### [Task requirements]
Report, word for word, every line of the material that contains "MASSAGE".

####

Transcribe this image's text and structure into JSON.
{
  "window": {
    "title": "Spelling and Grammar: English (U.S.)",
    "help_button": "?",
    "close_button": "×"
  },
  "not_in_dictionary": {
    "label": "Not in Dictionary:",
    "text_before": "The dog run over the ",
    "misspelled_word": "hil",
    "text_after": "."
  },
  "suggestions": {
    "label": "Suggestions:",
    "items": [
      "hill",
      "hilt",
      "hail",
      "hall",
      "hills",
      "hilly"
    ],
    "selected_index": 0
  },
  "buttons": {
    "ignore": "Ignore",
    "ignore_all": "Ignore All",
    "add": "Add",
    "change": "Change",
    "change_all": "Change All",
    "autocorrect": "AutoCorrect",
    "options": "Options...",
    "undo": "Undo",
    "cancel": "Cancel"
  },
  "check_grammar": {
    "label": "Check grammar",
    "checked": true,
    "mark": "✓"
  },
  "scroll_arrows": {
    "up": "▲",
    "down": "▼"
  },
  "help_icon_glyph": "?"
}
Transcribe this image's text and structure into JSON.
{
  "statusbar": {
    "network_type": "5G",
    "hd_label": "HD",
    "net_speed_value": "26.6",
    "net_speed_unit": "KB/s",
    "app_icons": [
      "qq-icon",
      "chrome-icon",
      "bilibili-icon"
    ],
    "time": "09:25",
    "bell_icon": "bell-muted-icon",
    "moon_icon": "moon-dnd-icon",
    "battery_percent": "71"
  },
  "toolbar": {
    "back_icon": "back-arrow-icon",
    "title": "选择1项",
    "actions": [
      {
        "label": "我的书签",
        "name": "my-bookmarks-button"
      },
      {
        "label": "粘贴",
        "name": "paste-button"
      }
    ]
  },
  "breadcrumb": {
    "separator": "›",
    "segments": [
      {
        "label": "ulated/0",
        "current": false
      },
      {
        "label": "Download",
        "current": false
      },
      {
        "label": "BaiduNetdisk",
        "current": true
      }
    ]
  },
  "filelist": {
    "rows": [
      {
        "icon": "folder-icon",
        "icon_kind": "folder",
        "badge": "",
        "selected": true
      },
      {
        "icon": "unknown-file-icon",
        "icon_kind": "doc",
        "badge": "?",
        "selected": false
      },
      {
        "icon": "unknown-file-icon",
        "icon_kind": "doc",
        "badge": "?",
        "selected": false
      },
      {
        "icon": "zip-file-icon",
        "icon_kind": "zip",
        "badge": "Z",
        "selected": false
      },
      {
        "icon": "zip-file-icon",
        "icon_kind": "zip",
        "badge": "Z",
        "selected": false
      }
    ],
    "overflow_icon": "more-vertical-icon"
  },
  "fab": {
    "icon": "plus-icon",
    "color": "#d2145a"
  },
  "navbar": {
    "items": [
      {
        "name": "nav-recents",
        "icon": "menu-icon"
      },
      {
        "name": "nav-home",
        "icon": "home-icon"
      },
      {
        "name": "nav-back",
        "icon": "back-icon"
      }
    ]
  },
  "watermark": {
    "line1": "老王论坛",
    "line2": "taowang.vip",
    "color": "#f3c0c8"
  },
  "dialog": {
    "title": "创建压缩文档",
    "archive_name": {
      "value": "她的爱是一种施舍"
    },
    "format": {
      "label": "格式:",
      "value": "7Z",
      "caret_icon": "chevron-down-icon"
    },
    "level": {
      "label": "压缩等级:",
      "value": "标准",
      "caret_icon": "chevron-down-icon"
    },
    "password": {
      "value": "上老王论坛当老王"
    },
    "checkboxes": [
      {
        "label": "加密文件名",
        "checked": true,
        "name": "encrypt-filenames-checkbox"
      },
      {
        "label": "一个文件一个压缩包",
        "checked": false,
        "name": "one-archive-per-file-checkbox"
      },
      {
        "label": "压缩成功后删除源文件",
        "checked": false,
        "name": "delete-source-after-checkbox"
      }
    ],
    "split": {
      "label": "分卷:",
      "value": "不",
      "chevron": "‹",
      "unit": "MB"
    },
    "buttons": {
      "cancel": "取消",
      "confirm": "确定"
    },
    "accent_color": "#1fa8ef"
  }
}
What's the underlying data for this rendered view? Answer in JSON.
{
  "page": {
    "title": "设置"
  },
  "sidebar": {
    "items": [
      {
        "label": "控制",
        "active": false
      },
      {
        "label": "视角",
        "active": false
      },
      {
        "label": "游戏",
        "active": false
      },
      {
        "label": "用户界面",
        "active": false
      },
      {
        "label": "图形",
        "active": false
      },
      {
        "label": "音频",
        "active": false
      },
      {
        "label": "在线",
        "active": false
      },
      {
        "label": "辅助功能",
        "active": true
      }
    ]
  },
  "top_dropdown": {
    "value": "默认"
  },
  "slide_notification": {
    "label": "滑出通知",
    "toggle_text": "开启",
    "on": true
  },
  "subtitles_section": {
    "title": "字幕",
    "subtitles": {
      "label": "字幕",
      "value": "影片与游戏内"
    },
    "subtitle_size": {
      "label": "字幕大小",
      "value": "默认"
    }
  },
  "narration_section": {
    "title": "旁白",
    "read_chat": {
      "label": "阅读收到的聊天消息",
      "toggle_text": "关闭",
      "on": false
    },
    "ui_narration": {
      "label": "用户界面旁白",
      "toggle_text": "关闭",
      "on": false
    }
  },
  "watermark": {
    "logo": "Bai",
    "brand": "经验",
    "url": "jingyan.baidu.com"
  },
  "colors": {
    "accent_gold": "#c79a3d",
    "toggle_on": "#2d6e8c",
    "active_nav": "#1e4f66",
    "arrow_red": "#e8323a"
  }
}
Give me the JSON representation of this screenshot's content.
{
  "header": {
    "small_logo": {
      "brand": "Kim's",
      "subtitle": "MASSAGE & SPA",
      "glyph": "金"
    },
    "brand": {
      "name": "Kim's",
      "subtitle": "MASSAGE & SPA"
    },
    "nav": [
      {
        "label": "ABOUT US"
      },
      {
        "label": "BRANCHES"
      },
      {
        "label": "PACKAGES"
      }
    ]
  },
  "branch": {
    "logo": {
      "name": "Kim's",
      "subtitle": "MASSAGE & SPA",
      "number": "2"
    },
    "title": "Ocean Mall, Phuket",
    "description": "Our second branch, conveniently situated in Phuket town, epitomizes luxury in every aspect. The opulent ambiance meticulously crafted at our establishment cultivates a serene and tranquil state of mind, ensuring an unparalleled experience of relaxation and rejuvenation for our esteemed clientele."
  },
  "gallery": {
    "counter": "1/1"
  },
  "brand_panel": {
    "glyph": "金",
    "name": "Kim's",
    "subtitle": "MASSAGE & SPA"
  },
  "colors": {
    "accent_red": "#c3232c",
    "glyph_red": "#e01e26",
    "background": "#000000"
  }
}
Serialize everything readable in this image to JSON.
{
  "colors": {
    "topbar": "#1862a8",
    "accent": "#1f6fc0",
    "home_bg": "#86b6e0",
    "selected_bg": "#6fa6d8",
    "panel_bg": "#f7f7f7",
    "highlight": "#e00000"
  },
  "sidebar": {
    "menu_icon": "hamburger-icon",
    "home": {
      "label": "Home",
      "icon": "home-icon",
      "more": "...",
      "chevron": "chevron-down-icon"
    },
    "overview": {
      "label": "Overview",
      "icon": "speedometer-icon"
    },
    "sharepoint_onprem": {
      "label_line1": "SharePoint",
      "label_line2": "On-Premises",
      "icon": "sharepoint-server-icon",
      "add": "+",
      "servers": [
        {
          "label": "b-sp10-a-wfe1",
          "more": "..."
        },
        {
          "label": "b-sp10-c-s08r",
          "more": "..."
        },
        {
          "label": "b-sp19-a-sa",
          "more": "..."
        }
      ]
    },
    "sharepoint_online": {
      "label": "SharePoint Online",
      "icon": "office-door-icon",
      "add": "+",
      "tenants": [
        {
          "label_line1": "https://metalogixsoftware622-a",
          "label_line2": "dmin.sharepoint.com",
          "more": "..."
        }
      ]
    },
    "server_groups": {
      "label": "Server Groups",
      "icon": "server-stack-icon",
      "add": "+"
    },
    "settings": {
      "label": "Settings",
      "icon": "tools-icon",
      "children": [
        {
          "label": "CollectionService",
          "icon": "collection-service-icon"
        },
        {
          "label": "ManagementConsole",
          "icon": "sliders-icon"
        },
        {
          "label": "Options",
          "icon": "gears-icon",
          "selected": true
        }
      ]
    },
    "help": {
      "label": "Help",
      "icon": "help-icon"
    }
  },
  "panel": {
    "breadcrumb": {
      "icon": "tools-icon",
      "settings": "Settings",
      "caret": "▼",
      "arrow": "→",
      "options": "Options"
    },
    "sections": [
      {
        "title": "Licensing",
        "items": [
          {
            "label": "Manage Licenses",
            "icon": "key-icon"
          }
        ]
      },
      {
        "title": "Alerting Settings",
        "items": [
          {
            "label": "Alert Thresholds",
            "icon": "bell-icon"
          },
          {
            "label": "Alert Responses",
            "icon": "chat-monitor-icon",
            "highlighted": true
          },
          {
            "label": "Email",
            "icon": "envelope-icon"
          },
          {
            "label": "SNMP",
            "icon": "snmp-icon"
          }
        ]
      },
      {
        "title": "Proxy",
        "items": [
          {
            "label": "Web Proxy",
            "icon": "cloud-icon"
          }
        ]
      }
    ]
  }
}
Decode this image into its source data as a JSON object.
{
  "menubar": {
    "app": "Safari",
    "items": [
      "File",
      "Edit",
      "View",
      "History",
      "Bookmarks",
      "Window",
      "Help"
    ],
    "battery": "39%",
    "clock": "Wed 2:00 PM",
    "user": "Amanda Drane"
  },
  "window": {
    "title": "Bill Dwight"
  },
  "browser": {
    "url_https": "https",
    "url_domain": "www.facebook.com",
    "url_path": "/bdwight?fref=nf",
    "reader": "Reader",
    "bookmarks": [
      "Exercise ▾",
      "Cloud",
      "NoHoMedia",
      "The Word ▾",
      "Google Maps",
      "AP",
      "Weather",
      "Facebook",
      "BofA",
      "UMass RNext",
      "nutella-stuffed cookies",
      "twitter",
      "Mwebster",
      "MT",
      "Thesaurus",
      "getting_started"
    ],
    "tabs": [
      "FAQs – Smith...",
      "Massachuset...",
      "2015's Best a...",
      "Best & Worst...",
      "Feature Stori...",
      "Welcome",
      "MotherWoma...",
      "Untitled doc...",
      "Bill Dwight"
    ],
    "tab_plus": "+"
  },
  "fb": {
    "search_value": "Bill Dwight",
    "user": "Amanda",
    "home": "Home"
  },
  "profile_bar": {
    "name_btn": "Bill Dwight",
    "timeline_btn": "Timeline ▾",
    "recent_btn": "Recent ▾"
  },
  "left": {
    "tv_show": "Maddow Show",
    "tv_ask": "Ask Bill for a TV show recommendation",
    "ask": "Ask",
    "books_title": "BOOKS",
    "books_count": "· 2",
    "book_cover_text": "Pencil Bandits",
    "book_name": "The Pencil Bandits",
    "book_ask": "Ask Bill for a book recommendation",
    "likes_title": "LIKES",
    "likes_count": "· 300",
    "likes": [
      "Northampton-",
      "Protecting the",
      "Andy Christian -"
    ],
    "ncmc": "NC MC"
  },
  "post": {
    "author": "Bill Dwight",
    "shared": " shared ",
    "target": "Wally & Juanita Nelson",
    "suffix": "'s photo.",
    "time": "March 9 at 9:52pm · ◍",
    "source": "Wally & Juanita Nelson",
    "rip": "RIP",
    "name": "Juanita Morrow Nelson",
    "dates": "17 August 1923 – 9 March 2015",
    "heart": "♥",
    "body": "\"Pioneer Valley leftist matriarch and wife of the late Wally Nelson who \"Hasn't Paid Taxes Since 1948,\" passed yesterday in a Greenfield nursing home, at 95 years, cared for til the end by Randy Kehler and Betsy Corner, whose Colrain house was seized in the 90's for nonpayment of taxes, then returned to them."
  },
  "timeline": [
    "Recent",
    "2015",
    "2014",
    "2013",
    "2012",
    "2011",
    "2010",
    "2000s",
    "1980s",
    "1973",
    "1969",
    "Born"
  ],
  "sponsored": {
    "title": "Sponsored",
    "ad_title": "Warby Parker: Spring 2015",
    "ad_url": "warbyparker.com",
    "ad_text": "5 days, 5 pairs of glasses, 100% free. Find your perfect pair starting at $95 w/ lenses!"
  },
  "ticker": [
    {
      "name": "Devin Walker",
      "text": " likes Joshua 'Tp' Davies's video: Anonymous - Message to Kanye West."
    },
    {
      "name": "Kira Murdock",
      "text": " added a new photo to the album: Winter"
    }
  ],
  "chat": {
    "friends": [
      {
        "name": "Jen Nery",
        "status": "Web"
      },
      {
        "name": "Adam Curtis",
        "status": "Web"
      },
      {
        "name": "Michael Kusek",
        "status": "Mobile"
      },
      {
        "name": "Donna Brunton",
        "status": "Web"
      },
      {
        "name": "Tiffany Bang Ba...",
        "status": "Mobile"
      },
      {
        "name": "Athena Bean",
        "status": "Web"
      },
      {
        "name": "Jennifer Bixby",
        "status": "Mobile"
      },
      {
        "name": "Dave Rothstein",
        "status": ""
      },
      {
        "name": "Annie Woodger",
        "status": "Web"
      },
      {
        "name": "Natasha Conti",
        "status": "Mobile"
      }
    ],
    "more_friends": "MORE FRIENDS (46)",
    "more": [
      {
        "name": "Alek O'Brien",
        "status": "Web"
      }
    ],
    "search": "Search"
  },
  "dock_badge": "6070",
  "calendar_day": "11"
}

####

### [Exercise answer]
      "subtitle": "MASSAGE & SPA",
      "subtitle": "MASSAGE & SPA"
      "subtitle": "MASSAGE & SPA",
    "subtitle": "MASSAGE & SPA"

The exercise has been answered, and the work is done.